**GIVEN INSTRUCTION:**
Scan the material below for lines with the word "temperature" and report how many there are, with nothing added.

Figure record extracts

════════════════

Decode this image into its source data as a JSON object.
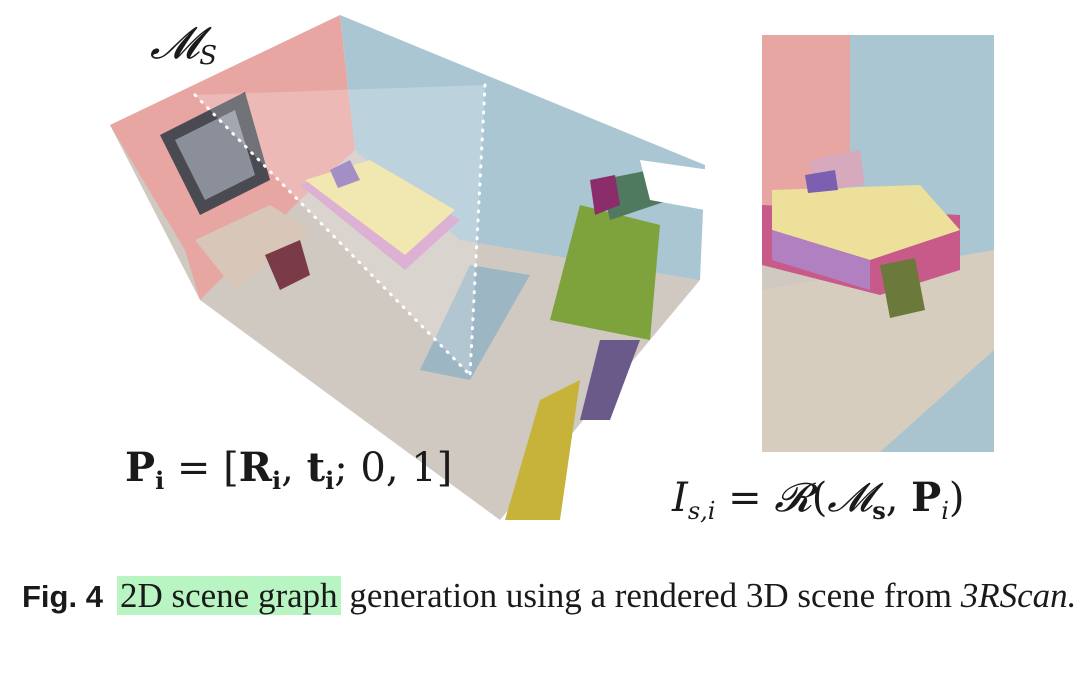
{
  "figure": {
    "mesh_label": {
      "base": "𝓜",
      "sub": "S"
    },
    "pose_equation": {
      "P": "P",
      "i": "i",
      "eq": " = [",
      "R": "R",
      "comma": ", ",
      "t": "t",
      "tail": "; 0, 1]"
    },
    "render_equation": {
      "I": "I",
      "sub": "s,i",
      "eq": " = ",
      "Rcal": "𝓡",
      "open": "(",
      "M": "𝓜",
      "Msub": "s",
      "comma": ", ",
      "P": "P",
      "Psub": "i",
      "close": ")"
    },
    "colors": {
      "wall_red": "#e7a6a2",
      "wall_blue": "#aac6d3",
      "floor": "#cfc9c1",
      "bed_pink": "#d39bc8",
      "green_object": "#7ea23c",
      "highlight": "#b9f5c2"
    }
  },
  "caption": {
    "fig_label": "Fig. 4",
    "highlight": "2D scene graph",
    "text": " generation using a rendered 3D scene from ",
    "source": "3RScan."
  }
}
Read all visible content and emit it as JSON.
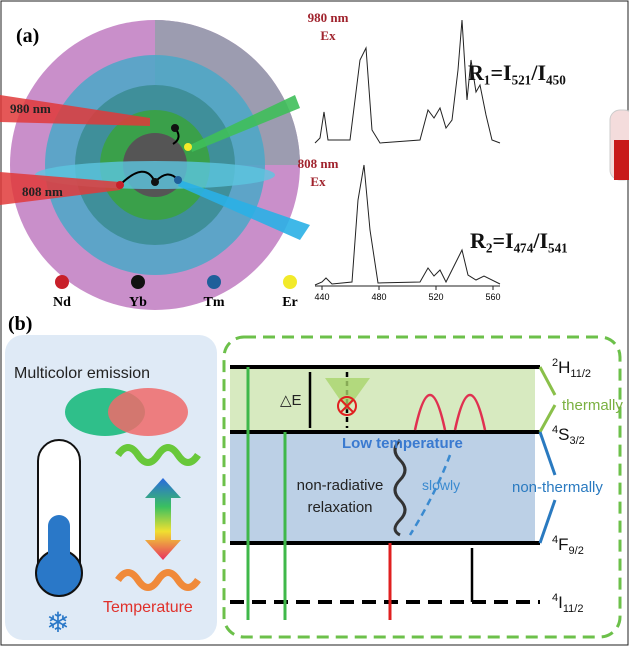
{
  "panel_a": {
    "label": "(a)",
    "excitations": [
      "980 nm",
      "808 nm"
    ],
    "spectra": [
      {
        "excitation": [
          "980 nm",
          "Ex"
        ],
        "ratio": "R₁=I₅₂₁/I₄₅₀"
      },
      {
        "excitation": [
          "808 nm",
          "Ex"
        ],
        "ratio": "R₂=I₄₇₄/I₅₄₁"
      }
    ],
    "x_ticks": [
      "440",
      "480",
      "520",
      "560"
    ],
    "ions": [
      {
        "name": "Nd",
        "color": "#c8202a"
      },
      {
        "name": "Yb",
        "color": "#111111"
      },
      {
        "name": "Tm",
        "color": "#1f5f9a"
      },
      {
        "name": "Er",
        "color": "#f2ea2a"
      }
    ]
  },
  "panel_b": {
    "label": "(b)",
    "multicolor": "Multicolor emission",
    "temperature": "Temperature",
    "delta_e": "△E",
    "low_temperature": "Low temperature",
    "relaxation": [
      "non-radiative",
      "relaxation"
    ],
    "slowly": "slowly",
    "thermally": "thermally",
    "non_thermally": "non-thermally",
    "levels": [
      {
        "sup": "2",
        "term": "H",
        "sub": "11/2"
      },
      {
        "sup": "4",
        "term": "S",
        "sub": "3/2"
      },
      {
        "sup": "4",
        "term": "F",
        "sub": "9/2"
      },
      {
        "sup": "4",
        "term": "I",
        "sub": "11/2"
      }
    ]
  }
}
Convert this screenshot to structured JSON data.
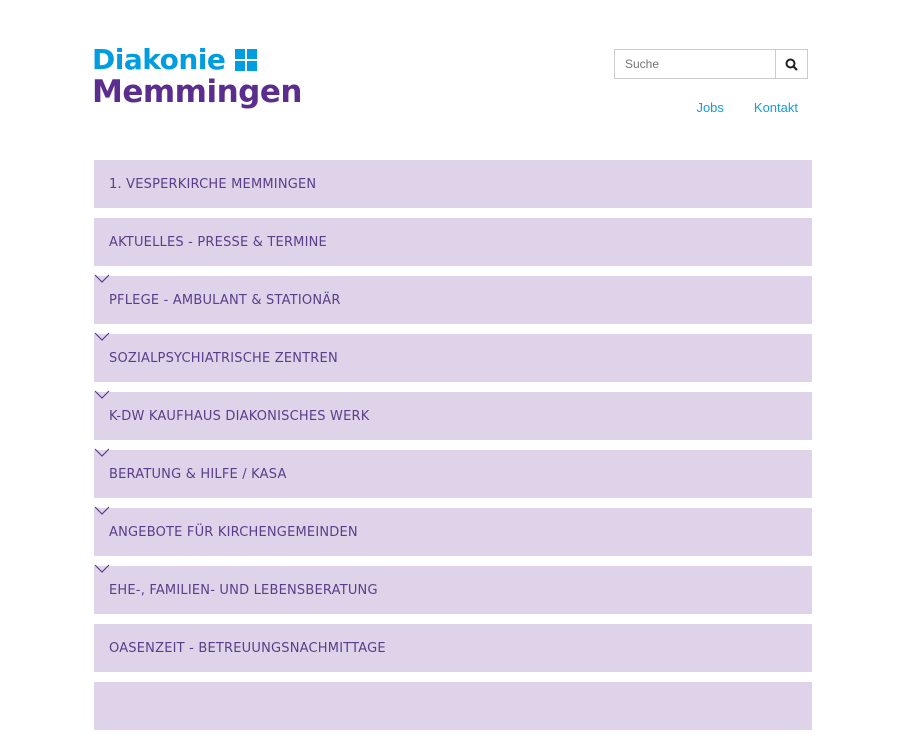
{
  "logo": {
    "line1": "Diakonie",
    "line2": "Memmingen",
    "colors": {
      "blue": "#009ee0",
      "purple": "#5b2d8e"
    }
  },
  "search": {
    "placeholder": "Suche",
    "icon": "search-icon"
  },
  "nav": [
    {
      "label": "Jobs"
    },
    {
      "label": "Kontakt"
    }
  ],
  "menu": [
    {
      "label": "1. VESPERKIRCHE MEMMINGEN",
      "expandable": false
    },
    {
      "label": "AKTUELLES - PRESSE & TERMINE",
      "expandable": false
    },
    {
      "label": "PFLEGE - AMBULANT & STATIONÄR",
      "expandable": true
    },
    {
      "label": "SOZIALPSYCHIATRISCHE ZENTREN",
      "expandable": true
    },
    {
      "label": "K-DW KAUFHAUS DIAKONISCHES WERK",
      "expandable": true
    },
    {
      "label": "BERATUNG & HILFE / KASA",
      "expandable": true
    },
    {
      "label": "ANGEBOTE FÜR KIRCHENGEMEINDEN",
      "expandable": true
    },
    {
      "label": "EHE-, FAMILIEN- UND LEBENSBERATUNG",
      "expandable": true
    },
    {
      "label": "OASENZEIT - BETREUUNGSNACHMITTAGE",
      "expandable": false
    },
    {
      "label": "",
      "expandable": false
    }
  ]
}
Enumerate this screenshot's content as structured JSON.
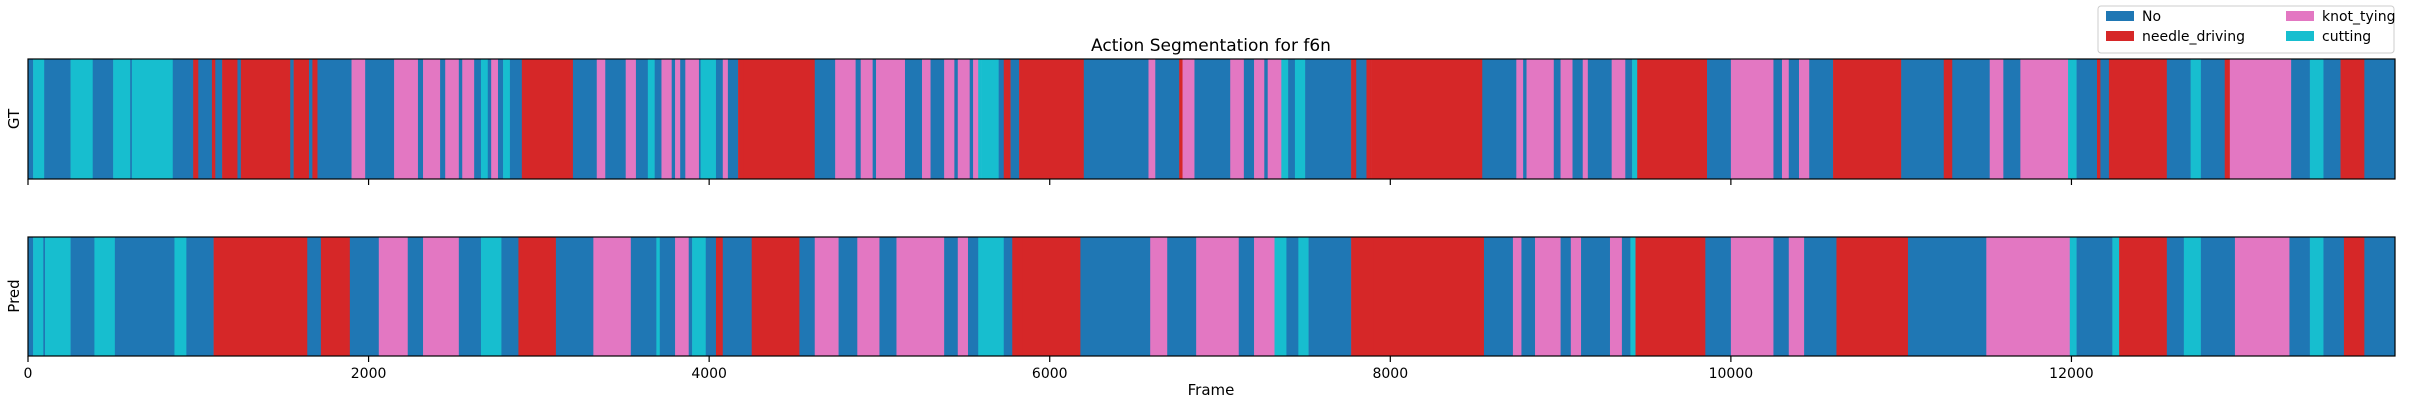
{
  "chart_data": {
    "type": "action-segmentation",
    "title": "Action Segmentation for f6n",
    "xlabel": "Frame",
    "xlim": [
      0,
      13900
    ],
    "xticks": [
      0,
      2000,
      4000,
      6000,
      8000,
      10000,
      12000
    ],
    "tick_labels": [
      "0",
      "2000",
      "4000",
      "6000",
      "8000",
      "10000",
      "12000"
    ],
    "grid": false,
    "legend_position": "top-right",
    "classes": [
      {
        "id": 0,
        "name": "No",
        "color": "#1f77b4"
      },
      {
        "id": 1,
        "name": "needle_driving",
        "color": "#d62728"
      },
      {
        "id": 2,
        "name": "knot_tying",
        "color": "#e377c2"
      },
      {
        "id": 3,
        "name": "cutting",
        "color": "#17becf"
      }
    ],
    "rows": [
      {
        "name": "GT",
        "segments": [
          [
            0,
            30,
            0
          ],
          [
            30,
            95,
            3
          ],
          [
            95,
            250,
            0
          ],
          [
            250,
            380,
            3
          ],
          [
            380,
            500,
            0
          ],
          [
            500,
            600,
            3
          ],
          [
            600,
            610,
            0
          ],
          [
            610,
            850,
            3
          ],
          [
            850,
            970,
            0
          ],
          [
            970,
            1000,
            1
          ],
          [
            1000,
            1080,
            0
          ],
          [
            1080,
            1100,
            1
          ],
          [
            1100,
            1140,
            0
          ],
          [
            1140,
            1230,
            1
          ],
          [
            1230,
            1250,
            0
          ],
          [
            1250,
            1540,
            1
          ],
          [
            1540,
            1560,
            0
          ],
          [
            1560,
            1650,
            1
          ],
          [
            1650,
            1670,
            0
          ],
          [
            1670,
            1700,
            1
          ],
          [
            1700,
            1900,
            0
          ],
          [
            1900,
            1980,
            2
          ],
          [
            1980,
            2150,
            0
          ],
          [
            2150,
            2290,
            2
          ],
          [
            2290,
            2320,
            0
          ],
          [
            2320,
            2420,
            2
          ],
          [
            2420,
            2450,
            0
          ],
          [
            2450,
            2530,
            2
          ],
          [
            2530,
            2550,
            0
          ],
          [
            2550,
            2620,
            2
          ],
          [
            2620,
            2660,
            0
          ],
          [
            2660,
            2700,
            3
          ],
          [
            2700,
            2720,
            0
          ],
          [
            2720,
            2760,
            2
          ],
          [
            2760,
            2790,
            0
          ],
          [
            2790,
            2830,
            3
          ],
          [
            2830,
            2900,
            0
          ],
          [
            2900,
            3200,
            1
          ],
          [
            3200,
            3340,
            0
          ],
          [
            3340,
            3390,
            2
          ],
          [
            3390,
            3510,
            0
          ],
          [
            3510,
            3570,
            2
          ],
          [
            3570,
            3640,
            0
          ],
          [
            3640,
            3680,
            3
          ],
          [
            3680,
            3720,
            0
          ],
          [
            3720,
            3780,
            2
          ],
          [
            3780,
            3800,
            0
          ],
          [
            3800,
            3830,
            2
          ],
          [
            3830,
            3860,
            0
          ],
          [
            3860,
            3940,
            2
          ],
          [
            3940,
            3950,
            0
          ],
          [
            3950,
            4040,
            3
          ],
          [
            4040,
            4080,
            0
          ],
          [
            4080,
            4110,
            2
          ],
          [
            4110,
            4170,
            0
          ],
          [
            4170,
            4200,
            1
          ],
          [
            4200,
            4620,
            1
          ],
          [
            4620,
            4740,
            0
          ],
          [
            4740,
            4860,
            2
          ],
          [
            4860,
            4890,
            0
          ],
          [
            4890,
            4960,
            2
          ],
          [
            4960,
            4980,
            0
          ],
          [
            4980,
            5150,
            2
          ],
          [
            5150,
            5250,
            0
          ],
          [
            5250,
            5300,
            2
          ],
          [
            5300,
            5380,
            0
          ],
          [
            5380,
            5440,
            2
          ],
          [
            5440,
            5460,
            0
          ],
          [
            5460,
            5530,
            2
          ],
          [
            5530,
            5550,
            0
          ],
          [
            5550,
            5580,
            2
          ],
          [
            5580,
            5600,
            3
          ],
          [
            5600,
            5700,
            3
          ],
          [
            5700,
            5730,
            0
          ],
          [
            5730,
            5770,
            1
          ],
          [
            5770,
            5820,
            0
          ],
          [
            5820,
            6200,
            1
          ],
          [
            6200,
            6580,
            0
          ],
          [
            6580,
            6620,
            2
          ],
          [
            6620,
            6760,
            0
          ],
          [
            6760,
            6780,
            1
          ],
          [
            6780,
            6850,
            2
          ],
          [
            6850,
            7060,
            0
          ],
          [
            7060,
            7140,
            2
          ],
          [
            7140,
            7200,
            0
          ],
          [
            7200,
            7260,
            2
          ],
          [
            7260,
            7280,
            0
          ],
          [
            7280,
            7360,
            2
          ],
          [
            7360,
            7400,
            3
          ],
          [
            7400,
            7440,
            0
          ],
          [
            7440,
            7500,
            3
          ],
          [
            7500,
            7770,
            0
          ],
          [
            7770,
            7800,
            1
          ],
          [
            7800,
            7860,
            0
          ],
          [
            7860,
            7890,
            1
          ],
          [
            7890,
            8540,
            1
          ],
          [
            8540,
            8740,
            0
          ],
          [
            8740,
            8780,
            2
          ],
          [
            8780,
            8800,
            0
          ],
          [
            8800,
            8960,
            2
          ],
          [
            8960,
            9000,
            0
          ],
          [
            9000,
            9070,
            2
          ],
          [
            9070,
            9130,
            0
          ],
          [
            9130,
            9160,
            2
          ],
          [
            9160,
            9300,
            0
          ],
          [
            9300,
            9380,
            2
          ],
          [
            9380,
            9420,
            0
          ],
          [
            9420,
            9450,
            3
          ],
          [
            9450,
            9860,
            1
          ],
          [
            9860,
            10000,
            0
          ],
          [
            10000,
            10250,
            2
          ],
          [
            10250,
            10300,
            0
          ],
          [
            10300,
            10340,
            2
          ],
          [
            10340,
            10400,
            0
          ],
          [
            10400,
            10460,
            2
          ],
          [
            10460,
            10600,
            0
          ],
          [
            10600,
            11000,
            1
          ],
          [
            11000,
            11250,
            0
          ],
          [
            11250,
            11300,
            1
          ],
          [
            11300,
            11520,
            0
          ],
          [
            11520,
            11600,
            2
          ],
          [
            11600,
            11700,
            0
          ],
          [
            11700,
            11980,
            2
          ],
          [
            11980,
            12030,
            3
          ],
          [
            12030,
            12150,
            0
          ],
          [
            12150,
            12170,
            1
          ],
          [
            12170,
            12220,
            0
          ],
          [
            12220,
            12560,
            1
          ],
          [
            12560,
            12700,
            0
          ],
          [
            12700,
            12760,
            3
          ],
          [
            12760,
            12900,
            0
          ],
          [
            12900,
            12930,
            1
          ],
          [
            12930,
            13290,
            2
          ],
          [
            13290,
            13400,
            0
          ],
          [
            13400,
            13480,
            3
          ],
          [
            13480,
            13580,
            0
          ],
          [
            13580,
            13720,
            1
          ],
          [
            13720,
            13900,
            0
          ]
        ]
      },
      {
        "name": "Pred",
        "segments": [
          [
            0,
            30,
            0
          ],
          [
            30,
            90,
            3
          ],
          [
            90,
            100,
            0
          ],
          [
            100,
            250,
            3
          ],
          [
            250,
            390,
            0
          ],
          [
            390,
            510,
            3
          ],
          [
            510,
            860,
            0
          ],
          [
            860,
            930,
            3
          ],
          [
            930,
            1090,
            0
          ],
          [
            1090,
            1640,
            1
          ],
          [
            1640,
            1720,
            0
          ],
          [
            1720,
            1890,
            1
          ],
          [
            1890,
            2060,
            0
          ],
          [
            2060,
            2230,
            2
          ],
          [
            2230,
            2320,
            0
          ],
          [
            2320,
            2530,
            2
          ],
          [
            2530,
            2660,
            0
          ],
          [
            2660,
            2780,
            3
          ],
          [
            2780,
            2880,
            0
          ],
          [
            2880,
            3100,
            1
          ],
          [
            3100,
            3320,
            0
          ],
          [
            3320,
            3540,
            2
          ],
          [
            3540,
            3690,
            0
          ],
          [
            3690,
            3710,
            3
          ],
          [
            3710,
            3800,
            0
          ],
          [
            3800,
            3880,
            2
          ],
          [
            3880,
            3900,
            0
          ],
          [
            3900,
            3980,
            3
          ],
          [
            3980,
            4040,
            0
          ],
          [
            4040,
            4080,
            1
          ],
          [
            4080,
            4250,
            0
          ],
          [
            4250,
            4530,
            1
          ],
          [
            4530,
            4620,
            0
          ],
          [
            4620,
            4760,
            2
          ],
          [
            4760,
            4870,
            0
          ],
          [
            4870,
            5000,
            2
          ],
          [
            5000,
            5100,
            0
          ],
          [
            5100,
            5380,
            2
          ],
          [
            5380,
            5460,
            0
          ],
          [
            5460,
            5520,
            2
          ],
          [
            5520,
            5580,
            0
          ],
          [
            5580,
            5730,
            3
          ],
          [
            5730,
            5780,
            0
          ],
          [
            5780,
            5840,
            1
          ],
          [
            5840,
            6180,
            1
          ],
          [
            6180,
            6590,
            0
          ],
          [
            6590,
            6690,
            2
          ],
          [
            6690,
            6860,
            0
          ],
          [
            6860,
            7110,
            2
          ],
          [
            7110,
            7200,
            0
          ],
          [
            7200,
            7320,
            2
          ],
          [
            7320,
            7390,
            3
          ],
          [
            7390,
            7460,
            0
          ],
          [
            7460,
            7520,
            3
          ],
          [
            7520,
            7770,
            0
          ],
          [
            7770,
            7900,
            1
          ],
          [
            7900,
            8550,
            1
          ],
          [
            8550,
            8720,
            0
          ],
          [
            8720,
            8770,
            2
          ],
          [
            8770,
            8850,
            0
          ],
          [
            8850,
            9000,
            2
          ],
          [
            9000,
            9060,
            0
          ],
          [
            9060,
            9120,
            2
          ],
          [
            9120,
            9290,
            0
          ],
          [
            9290,
            9360,
            2
          ],
          [
            9360,
            9410,
            0
          ],
          [
            9410,
            9440,
            3
          ],
          [
            9440,
            9850,
            1
          ],
          [
            9850,
            10000,
            0
          ],
          [
            10000,
            10250,
            2
          ],
          [
            10250,
            10340,
            0
          ],
          [
            10340,
            10430,
            2
          ],
          [
            10430,
            10620,
            0
          ],
          [
            10620,
            11040,
            1
          ],
          [
            11040,
            11500,
            0
          ],
          [
            11500,
            11990,
            2
          ],
          [
            11990,
            12030,
            3
          ],
          [
            12030,
            12240,
            0
          ],
          [
            12240,
            12280,
            3
          ],
          [
            12280,
            12560,
            1
          ],
          [
            12560,
            12660,
            0
          ],
          [
            12660,
            12760,
            3
          ],
          [
            12760,
            12960,
            0
          ],
          [
            12960,
            13280,
            2
          ],
          [
            13280,
            13400,
            0
          ],
          [
            13400,
            13480,
            3
          ],
          [
            13480,
            13600,
            0
          ],
          [
            13600,
            13720,
            1
          ],
          [
            13720,
            13900,
            0
          ]
        ]
      }
    ]
  }
}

════════════════

**ANSWER FOR THE TASK:**
2